Work to complete »
Copy each line below exactly and leave the pictures out.
· · ·
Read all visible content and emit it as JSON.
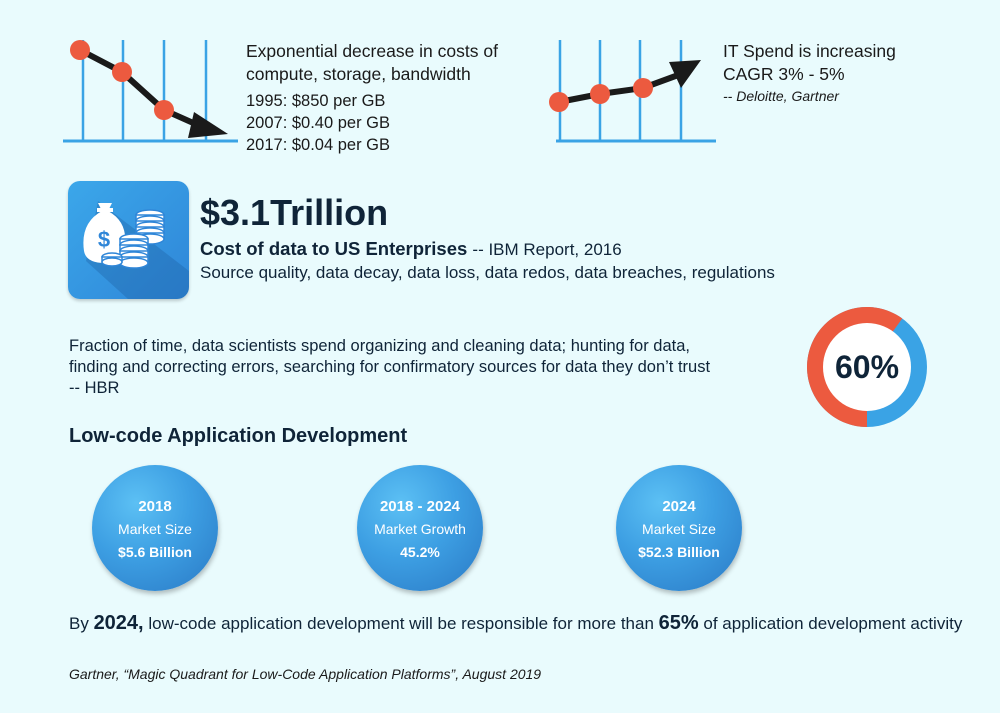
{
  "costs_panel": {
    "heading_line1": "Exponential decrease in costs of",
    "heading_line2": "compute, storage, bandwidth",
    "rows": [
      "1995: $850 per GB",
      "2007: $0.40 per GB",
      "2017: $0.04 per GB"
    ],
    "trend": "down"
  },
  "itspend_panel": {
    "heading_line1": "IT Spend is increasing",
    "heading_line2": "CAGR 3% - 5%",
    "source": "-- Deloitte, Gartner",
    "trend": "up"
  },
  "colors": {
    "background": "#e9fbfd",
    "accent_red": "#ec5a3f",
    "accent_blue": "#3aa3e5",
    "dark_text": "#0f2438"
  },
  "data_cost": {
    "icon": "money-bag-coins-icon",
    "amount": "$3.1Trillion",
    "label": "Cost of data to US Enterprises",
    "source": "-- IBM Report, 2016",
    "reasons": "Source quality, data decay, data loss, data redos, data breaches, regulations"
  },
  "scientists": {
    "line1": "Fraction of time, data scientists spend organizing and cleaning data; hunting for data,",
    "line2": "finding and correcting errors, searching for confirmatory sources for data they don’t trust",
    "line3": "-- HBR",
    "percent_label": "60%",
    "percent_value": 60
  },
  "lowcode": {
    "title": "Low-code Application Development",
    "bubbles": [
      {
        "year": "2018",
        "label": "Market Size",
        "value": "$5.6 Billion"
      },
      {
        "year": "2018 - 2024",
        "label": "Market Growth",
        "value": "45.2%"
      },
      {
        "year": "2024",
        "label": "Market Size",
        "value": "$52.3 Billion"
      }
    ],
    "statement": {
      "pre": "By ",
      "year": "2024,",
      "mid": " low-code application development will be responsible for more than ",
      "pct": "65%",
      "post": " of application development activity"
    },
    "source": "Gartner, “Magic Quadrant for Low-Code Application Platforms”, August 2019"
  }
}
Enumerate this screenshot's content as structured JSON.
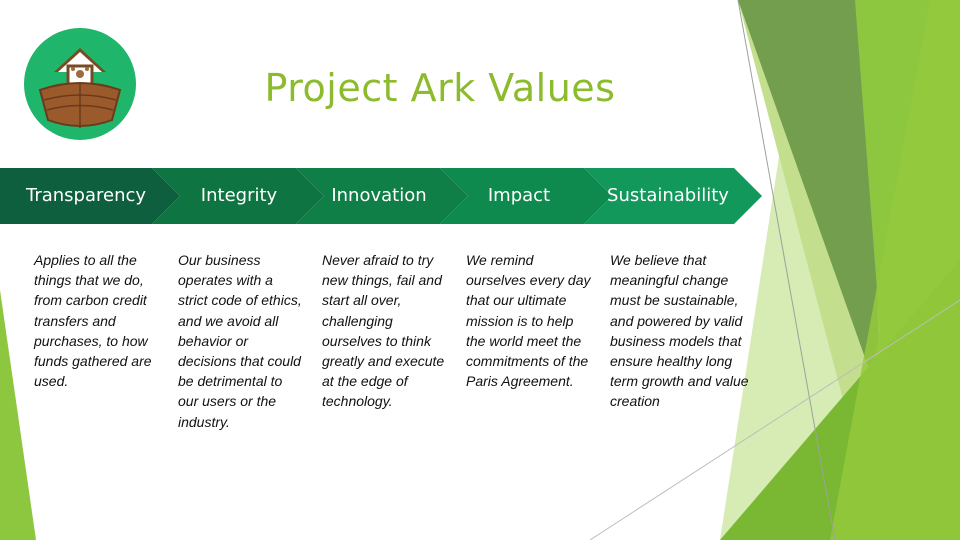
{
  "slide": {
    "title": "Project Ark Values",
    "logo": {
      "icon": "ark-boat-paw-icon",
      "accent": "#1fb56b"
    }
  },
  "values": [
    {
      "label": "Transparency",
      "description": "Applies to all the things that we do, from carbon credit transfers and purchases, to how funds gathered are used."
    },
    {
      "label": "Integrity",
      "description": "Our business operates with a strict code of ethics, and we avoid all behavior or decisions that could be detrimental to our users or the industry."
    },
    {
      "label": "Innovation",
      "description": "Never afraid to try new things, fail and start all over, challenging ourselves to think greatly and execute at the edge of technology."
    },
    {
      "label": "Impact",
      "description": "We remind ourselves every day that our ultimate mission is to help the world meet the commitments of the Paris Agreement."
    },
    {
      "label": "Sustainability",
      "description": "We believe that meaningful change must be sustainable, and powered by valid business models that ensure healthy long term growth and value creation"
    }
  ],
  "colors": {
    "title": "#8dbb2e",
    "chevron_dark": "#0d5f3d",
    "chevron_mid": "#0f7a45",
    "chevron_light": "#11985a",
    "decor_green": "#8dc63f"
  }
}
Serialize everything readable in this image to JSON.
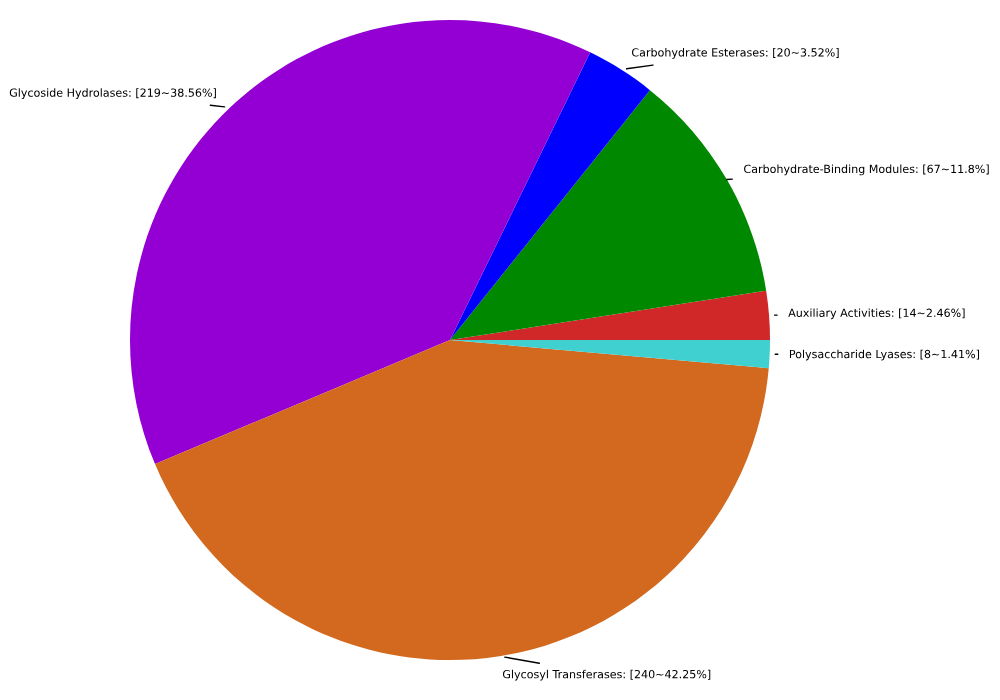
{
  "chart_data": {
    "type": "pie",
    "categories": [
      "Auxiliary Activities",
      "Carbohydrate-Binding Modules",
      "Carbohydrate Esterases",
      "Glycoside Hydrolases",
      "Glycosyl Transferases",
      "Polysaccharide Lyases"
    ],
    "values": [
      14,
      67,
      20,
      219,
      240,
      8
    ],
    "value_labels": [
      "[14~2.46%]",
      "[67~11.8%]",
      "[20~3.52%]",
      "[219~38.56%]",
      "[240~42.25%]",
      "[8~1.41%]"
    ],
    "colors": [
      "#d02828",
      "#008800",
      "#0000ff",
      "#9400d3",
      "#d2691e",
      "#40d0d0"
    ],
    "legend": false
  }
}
· · ·
Result »
Read all visible content and emit it as JSON.
{
  "costs_panel": {
    "heading_line1": "Exponential decrease in costs of",
    "heading_line2": "compute, storage, bandwidth",
    "rows": [
      "1995: $850 per GB",
      "2007: $0.40 per GB",
      "2017: $0.04 per GB"
    ],
    "trend": "down"
  },
  "itspend_panel": {
    "heading_line1": "IT Spend is increasing",
    "heading_line2": "CAGR 3% - 5%",
    "source": "-- Deloitte, Gartner",
    "trend": "up"
  },
  "colors": {
    "background": "#e9fbfd",
    "accent_red": "#ec5a3f",
    "accent_blue": "#3aa3e5",
    "dark_text": "#0f2438"
  },
  "data_cost": {
    "icon": "money-bag-coins-icon",
    "amount": "$3.1Trillion",
    "label": "Cost of data to US Enterprises",
    "source": "-- IBM Report, 2016",
    "reasons": "Source quality, data decay, data loss, data redos, data breaches, regulations"
  },
  "scientists": {
    "line1": "Fraction of time, data scientists spend organizing and cleaning data; hunting for data,",
    "line2": "finding and correcting errors, searching for confirmatory sources for data they don’t trust",
    "line3": "-- HBR",
    "percent_label": "60%",
    "percent_value": 60
  },
  "lowcode": {
    "title": "Low-code Application Development",
    "bubbles": [
      {
        "year": "2018",
        "label": "Market Size",
        "value": "$5.6 Billion"
      },
      {
        "year": "2018 - 2024",
        "label": "Market Growth",
        "value": "45.2%"
      },
      {
        "year": "2024",
        "label": "Market Size",
        "value": "$52.3 Billion"
      }
    ],
    "statement": {
      "pre": "By ",
      "year": "2024,",
      "mid": " low-code application development will be responsible for more than ",
      "pct": "65%",
      "post": " of application development activity"
    },
    "source": "Gartner, “Magic Quadrant for Low-Code Application Platforms”, August 2019"
  }
}
Enumerate this screenshot's content as structured JSON.
{
  "slide": {
    "title": "Project Ark Values",
    "logo": {
      "icon": "ark-boat-paw-icon",
      "accent": "#1fb56b"
    }
  },
  "values": [
    {
      "label": "Transparency",
      "description": "Applies to all the things that we do, from carbon credit transfers and purchases, to how funds gathered are used."
    },
    {
      "label": "Integrity",
      "description": "Our business operates with a strict code of ethics, and we avoid all behavior or decisions that could be detrimental to our users or the industry."
    },
    {
      "label": "Innovation",
      "description": "Never afraid to try new things, fail and start all over, challenging ourselves to think greatly and execute at the edge of technology."
    },
    {
      "label": "Impact",
      "description": "We remind ourselves every day that our ultimate mission is to help the world meet the commitments of the Paris Agreement."
    },
    {
      "label": "Sustainability",
      "description": "We believe that meaningful change must be sustainable, and powered by valid business models that ensure healthy long term growth and value creation"
    }
  ],
  "colors": {
    "title": "#8dbb2e",
    "chevron_dark": "#0d5f3d",
    "chevron_mid": "#0f7a45",
    "chevron_light": "#11985a",
    "decor_green": "#8dc63f"
  }
}
Serialize everything readable in this image to JSON.
{
  "chart_data": {
    "type": "pie",
    "categories": [
      "Auxiliary Activities",
      "Carbohydrate-Binding Modules",
      "Carbohydrate Esterases",
      "Glycoside Hydrolases",
      "Glycosyl Transferases",
      "Polysaccharide Lyases"
    ],
    "values": [
      14,
      67,
      20,
      219,
      240,
      8
    ],
    "value_labels": [
      "[14~2.46%]",
      "[67~11.8%]",
      "[20~3.52%]",
      "[219~38.56%]",
      "[240~42.25%]",
      "[8~1.41%]"
    ],
    "colors": [
      "#d02828",
      "#008800",
      "#0000ff",
      "#9400d3",
      "#d2691e",
      "#40d0d0"
    ],
    "legend": false
  }
}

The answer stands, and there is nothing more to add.